- Exercise: Restate each of the lines given below, word for word.

(Extracted records)
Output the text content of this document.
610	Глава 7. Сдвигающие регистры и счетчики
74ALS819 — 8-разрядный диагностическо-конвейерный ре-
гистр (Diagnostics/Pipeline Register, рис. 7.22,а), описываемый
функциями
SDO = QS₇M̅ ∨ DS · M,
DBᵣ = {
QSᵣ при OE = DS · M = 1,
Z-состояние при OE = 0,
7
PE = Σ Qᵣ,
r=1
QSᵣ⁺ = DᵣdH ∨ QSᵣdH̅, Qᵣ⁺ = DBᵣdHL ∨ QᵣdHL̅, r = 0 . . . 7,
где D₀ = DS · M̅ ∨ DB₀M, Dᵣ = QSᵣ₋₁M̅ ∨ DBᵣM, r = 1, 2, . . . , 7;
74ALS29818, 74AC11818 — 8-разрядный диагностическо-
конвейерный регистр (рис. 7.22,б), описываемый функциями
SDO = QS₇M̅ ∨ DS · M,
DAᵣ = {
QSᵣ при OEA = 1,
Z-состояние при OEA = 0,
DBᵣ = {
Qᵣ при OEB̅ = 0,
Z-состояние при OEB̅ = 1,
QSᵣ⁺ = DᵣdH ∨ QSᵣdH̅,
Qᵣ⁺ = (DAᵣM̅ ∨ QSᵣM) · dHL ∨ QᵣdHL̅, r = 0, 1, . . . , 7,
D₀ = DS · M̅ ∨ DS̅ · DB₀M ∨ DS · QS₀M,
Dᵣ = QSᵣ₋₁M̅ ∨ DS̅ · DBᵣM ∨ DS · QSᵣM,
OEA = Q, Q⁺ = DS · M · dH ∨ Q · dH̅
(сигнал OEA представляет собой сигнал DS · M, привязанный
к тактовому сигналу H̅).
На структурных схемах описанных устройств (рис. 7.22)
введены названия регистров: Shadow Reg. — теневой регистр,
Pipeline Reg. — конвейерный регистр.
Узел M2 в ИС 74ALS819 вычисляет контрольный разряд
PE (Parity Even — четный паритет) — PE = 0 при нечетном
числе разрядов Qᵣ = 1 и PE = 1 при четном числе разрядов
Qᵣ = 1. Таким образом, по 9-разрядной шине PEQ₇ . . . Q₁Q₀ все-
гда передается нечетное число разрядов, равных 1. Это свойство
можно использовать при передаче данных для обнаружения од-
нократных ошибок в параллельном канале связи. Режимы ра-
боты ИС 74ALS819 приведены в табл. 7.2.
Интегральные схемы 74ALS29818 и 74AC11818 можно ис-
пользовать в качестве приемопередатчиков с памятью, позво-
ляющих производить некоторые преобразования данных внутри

- Task answer:
Output the text content of this document.
610	Глава 7. Сдвигающие регистры и счетчики
74ALS819 — 8-разрядный диагностическо-конвейерный ре-
гистр (Diagnostics/Pipeline Register, рис. 7.22,а), описываемый
функциями
SDO = QS₇M̅ ∨ DS · M,
DBᵣ = {
QSᵣ при OE = DS · M = 1,
Z-состояние при OE = 0,
7
PE = Σ Qᵣ,
r=1
QSᵣ⁺ = DᵣdH ∨ QSᵣdH̅, Qᵣ⁺ = DBᵣdHL ∨ QᵣdHL̅, r = 0 . . . 7,
где D₀ = DS · M̅ ∨ DB₀M, Dᵣ = QSᵣ₋₁M̅ ∨ DBᵣM, r = 1, 2, . . . , 7;
74ALS29818, 74AC11818 — 8-разрядный диагностическо-
конвейерный регистр (рис. 7.22,б), описываемый функциями
SDO = QS₇M̅ ∨ DS · M,
DAᵣ = {
QSᵣ при OEA = 1,
Z-состояние при OEA = 0,
DBᵣ = {
Qᵣ при OEB̅ = 0,
Z-состояние при OEB̅ = 1,
QSᵣ⁺ = DᵣdH ∨ QSᵣdH̅,
Qᵣ⁺ = (DAᵣM̅ ∨ QSᵣM) · dHL ∨ QᵣdHL̅, r = 0, 1, . . . , 7,
D₀ = DS · M̅ ∨ DS̅ · DB₀M ∨ DS · QS₀M,
Dᵣ = QSᵣ₋₁M̅ ∨ DS̅ · DBᵣM ∨ DS · QSᵣM,
OEA = Q, Q⁺ = DS · M · dH ∨ Q · dH̅
(сигнал OEA представляет собой сигнал DS · M, привязанный
к тактовому сигналу H̅).
На структурных схемах описанных устройств (рис. 7.22)
введены названия регистров: Shadow Reg. — теневой регистр,
Pipeline Reg. — конвейерный регистр.
Узел M2 в ИС 74ALS819 вычисляет контрольный разряд
PE (Parity Even — четный паритет) — PE = 0 при нечетном
числе разрядов Qᵣ = 1 и PE = 1 при четном числе разрядов
Qᵣ = 1. Таким образом, по 9-разрядной шине PEQ₇ . . . Q₁Q₀ все-
гда передается нечетное число разрядов, равных 1. Это свойство
можно использовать при передаче данных для обнаружения од-
нократных ошибок в параллельном канале связи. Режимы ра-
боты ИС 74ALS819 приведены в табл. 7.2.
Интегральные схемы 74ALS29818 и 74AC11818 можно ис-
пользовать в качестве приемопередатчиков с памятью, позво-
ляющих производить некоторые преобразования данных внутри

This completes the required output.